Items from a data source
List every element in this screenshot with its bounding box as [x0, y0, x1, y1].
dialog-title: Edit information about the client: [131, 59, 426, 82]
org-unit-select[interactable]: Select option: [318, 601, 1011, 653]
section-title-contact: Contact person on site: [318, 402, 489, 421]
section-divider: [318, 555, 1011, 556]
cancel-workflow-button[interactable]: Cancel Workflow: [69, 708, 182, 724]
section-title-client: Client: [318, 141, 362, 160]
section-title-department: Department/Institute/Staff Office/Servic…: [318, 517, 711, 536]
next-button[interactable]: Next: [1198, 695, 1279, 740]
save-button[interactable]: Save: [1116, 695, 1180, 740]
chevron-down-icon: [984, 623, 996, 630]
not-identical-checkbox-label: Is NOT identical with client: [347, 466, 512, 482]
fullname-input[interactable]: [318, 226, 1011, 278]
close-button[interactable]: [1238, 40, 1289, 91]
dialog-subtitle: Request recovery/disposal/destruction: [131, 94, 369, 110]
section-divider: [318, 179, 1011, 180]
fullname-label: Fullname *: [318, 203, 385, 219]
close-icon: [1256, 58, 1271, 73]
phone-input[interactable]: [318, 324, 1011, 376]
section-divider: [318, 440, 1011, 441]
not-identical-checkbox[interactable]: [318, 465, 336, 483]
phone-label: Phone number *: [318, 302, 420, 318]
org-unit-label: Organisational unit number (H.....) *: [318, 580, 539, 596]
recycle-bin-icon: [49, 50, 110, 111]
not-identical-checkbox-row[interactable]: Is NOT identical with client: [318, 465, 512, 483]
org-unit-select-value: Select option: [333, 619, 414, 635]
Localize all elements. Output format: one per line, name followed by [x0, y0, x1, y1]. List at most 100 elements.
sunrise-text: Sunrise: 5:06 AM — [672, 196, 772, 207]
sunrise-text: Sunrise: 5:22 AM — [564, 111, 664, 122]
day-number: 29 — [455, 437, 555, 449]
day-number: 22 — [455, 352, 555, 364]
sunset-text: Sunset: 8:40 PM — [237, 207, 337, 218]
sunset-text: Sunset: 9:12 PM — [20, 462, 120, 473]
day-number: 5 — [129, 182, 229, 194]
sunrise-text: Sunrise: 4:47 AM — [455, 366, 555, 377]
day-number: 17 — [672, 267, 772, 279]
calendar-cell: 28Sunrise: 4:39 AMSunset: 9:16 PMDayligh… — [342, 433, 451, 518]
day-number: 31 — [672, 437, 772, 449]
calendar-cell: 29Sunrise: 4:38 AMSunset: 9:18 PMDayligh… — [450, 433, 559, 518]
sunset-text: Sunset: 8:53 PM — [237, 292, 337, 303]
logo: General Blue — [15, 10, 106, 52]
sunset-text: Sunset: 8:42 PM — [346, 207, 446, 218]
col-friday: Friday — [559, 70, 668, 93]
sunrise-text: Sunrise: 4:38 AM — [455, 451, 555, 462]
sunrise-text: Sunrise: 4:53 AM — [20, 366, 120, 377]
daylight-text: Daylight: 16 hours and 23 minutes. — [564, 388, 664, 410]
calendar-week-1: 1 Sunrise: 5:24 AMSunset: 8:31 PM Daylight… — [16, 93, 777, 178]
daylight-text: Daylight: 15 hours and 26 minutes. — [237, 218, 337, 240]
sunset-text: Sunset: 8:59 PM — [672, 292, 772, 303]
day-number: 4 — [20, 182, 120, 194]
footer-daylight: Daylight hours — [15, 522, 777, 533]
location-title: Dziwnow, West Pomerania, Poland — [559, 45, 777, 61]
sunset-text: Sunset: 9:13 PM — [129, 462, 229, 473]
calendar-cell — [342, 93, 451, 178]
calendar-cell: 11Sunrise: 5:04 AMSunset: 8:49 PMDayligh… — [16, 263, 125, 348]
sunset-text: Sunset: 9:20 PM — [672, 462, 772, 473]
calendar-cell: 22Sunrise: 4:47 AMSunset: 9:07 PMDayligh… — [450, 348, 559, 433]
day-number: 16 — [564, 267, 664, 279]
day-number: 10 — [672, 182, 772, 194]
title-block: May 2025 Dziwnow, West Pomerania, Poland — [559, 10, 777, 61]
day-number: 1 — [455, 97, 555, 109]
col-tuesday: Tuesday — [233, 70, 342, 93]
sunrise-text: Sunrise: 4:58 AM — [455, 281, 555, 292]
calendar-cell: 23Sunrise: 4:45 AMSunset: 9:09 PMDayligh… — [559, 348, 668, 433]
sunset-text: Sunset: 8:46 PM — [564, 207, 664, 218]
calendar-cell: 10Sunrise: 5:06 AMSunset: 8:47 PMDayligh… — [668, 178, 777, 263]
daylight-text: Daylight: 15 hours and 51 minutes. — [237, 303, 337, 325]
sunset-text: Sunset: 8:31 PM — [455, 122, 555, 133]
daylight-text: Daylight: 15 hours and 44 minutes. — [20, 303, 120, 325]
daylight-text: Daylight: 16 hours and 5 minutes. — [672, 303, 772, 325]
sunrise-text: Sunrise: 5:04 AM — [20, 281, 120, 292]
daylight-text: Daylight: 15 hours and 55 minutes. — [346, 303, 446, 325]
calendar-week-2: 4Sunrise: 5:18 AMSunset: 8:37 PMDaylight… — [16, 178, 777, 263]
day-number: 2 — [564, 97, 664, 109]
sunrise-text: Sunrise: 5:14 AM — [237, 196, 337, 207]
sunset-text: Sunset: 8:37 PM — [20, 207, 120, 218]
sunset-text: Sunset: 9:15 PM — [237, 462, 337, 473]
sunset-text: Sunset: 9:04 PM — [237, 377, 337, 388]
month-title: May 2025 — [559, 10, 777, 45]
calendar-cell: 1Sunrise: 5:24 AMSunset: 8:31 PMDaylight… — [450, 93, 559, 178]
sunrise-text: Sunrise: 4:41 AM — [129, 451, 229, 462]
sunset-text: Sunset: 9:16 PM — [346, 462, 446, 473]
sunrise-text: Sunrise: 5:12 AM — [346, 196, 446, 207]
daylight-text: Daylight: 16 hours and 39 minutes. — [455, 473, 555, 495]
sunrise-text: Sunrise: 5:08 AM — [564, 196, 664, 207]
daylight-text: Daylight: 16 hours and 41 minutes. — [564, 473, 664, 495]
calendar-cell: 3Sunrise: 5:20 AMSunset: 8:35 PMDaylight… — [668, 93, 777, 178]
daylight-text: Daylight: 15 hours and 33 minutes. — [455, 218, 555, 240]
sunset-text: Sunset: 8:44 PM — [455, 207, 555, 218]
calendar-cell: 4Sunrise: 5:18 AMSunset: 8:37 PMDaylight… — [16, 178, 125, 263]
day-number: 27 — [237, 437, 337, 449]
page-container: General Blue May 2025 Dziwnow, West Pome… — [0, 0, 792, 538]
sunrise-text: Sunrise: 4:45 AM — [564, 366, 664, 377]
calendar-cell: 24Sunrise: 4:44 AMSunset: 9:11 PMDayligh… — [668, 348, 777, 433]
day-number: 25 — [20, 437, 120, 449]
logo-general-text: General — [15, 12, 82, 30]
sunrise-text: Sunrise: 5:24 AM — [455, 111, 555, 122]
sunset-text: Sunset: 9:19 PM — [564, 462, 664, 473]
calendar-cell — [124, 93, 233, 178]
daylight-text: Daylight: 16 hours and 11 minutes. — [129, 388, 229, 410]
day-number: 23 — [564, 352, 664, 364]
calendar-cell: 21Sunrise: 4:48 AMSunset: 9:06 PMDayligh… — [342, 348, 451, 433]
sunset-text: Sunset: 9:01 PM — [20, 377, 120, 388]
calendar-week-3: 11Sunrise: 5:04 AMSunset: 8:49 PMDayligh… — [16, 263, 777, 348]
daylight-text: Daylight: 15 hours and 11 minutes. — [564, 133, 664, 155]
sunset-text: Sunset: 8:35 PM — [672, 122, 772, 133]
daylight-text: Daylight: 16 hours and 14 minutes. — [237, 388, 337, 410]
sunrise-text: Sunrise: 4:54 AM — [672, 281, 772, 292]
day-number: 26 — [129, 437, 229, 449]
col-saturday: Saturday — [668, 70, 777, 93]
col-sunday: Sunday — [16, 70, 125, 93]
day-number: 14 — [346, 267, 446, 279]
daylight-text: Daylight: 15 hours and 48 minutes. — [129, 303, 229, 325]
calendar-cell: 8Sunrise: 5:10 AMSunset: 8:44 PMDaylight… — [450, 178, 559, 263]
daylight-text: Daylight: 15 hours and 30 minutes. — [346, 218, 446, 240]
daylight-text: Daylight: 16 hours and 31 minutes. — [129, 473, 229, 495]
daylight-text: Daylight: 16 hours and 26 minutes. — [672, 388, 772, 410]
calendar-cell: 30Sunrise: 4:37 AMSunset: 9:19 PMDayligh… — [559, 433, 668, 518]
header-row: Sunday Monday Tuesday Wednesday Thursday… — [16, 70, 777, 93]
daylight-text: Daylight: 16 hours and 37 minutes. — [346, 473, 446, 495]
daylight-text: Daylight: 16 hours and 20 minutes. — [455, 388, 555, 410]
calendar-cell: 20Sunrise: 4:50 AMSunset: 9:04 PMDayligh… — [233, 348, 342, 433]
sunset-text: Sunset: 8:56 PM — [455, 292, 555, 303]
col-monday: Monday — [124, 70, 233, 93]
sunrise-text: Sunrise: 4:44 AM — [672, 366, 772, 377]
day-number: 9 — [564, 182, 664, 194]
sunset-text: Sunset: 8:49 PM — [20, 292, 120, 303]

Objective
Return the data verbatim, starting with its first line and ending with the line that contains "day-number: 22 — [455, 352, 555, 364]", both included.

The response
List every element in this screenshot with its bounding box as [x0, y0, x1, y1].
dialog-title: Edit information about the client: [131, 59, 426, 82]
org-unit-select[interactable]: Select option: [318, 601, 1011, 653]
section-title-contact: Contact person on site: [318, 402, 489, 421]
section-divider: [318, 555, 1011, 556]
cancel-workflow-button[interactable]: Cancel Workflow: [69, 708, 182, 724]
section-title-client: Client: [318, 141, 362, 160]
section-title-department: Department/Institute/Staff Office/Servic…: [318, 517, 711, 536]
next-button[interactable]: Next: [1198, 695, 1279, 740]
save-button[interactable]: Save: [1116, 695, 1180, 740]
chevron-down-icon: [984, 623, 996, 630]
not-identical-checkbox-label: Is NOT identical with client: [347, 466, 512, 482]
fullname-input[interactable]: [318, 226, 1011, 278]
close-button[interactable]: [1238, 40, 1289, 91]
dialog-subtitle: Request recovery/disposal/destruction: [131, 94, 369, 110]
section-divider: [318, 179, 1011, 180]
fullname-label: Fullname *: [318, 203, 385, 219]
close-icon: [1256, 58, 1271, 73]
phone-input[interactable]: [318, 324, 1011, 376]
section-divider: [318, 440, 1011, 441]
not-identical-checkbox[interactable]: [318, 465, 336, 483]
phone-label: Phone number *: [318, 302, 420, 318]
org-unit-label: Organisational unit number (H.....) *: [318, 580, 539, 596]
recycle-bin-icon: [49, 50, 110, 111]
not-identical-checkbox-row[interactable]: Is NOT identical with client: [318, 465, 512, 483]
org-unit-select-value: Select option: [333, 619, 414, 635]
Localize all elements. Output format: one per line, name followed by [x0, y0, x1, y1]. List at most 100 elements.
sunrise-text: Sunrise: 5:06 AM — [672, 196, 772, 207]
sunrise-text: Sunrise: 5:22 AM — [564, 111, 664, 122]
day-number: 29 — [455, 437, 555, 449]
day-number: 22 — [455, 352, 555, 364]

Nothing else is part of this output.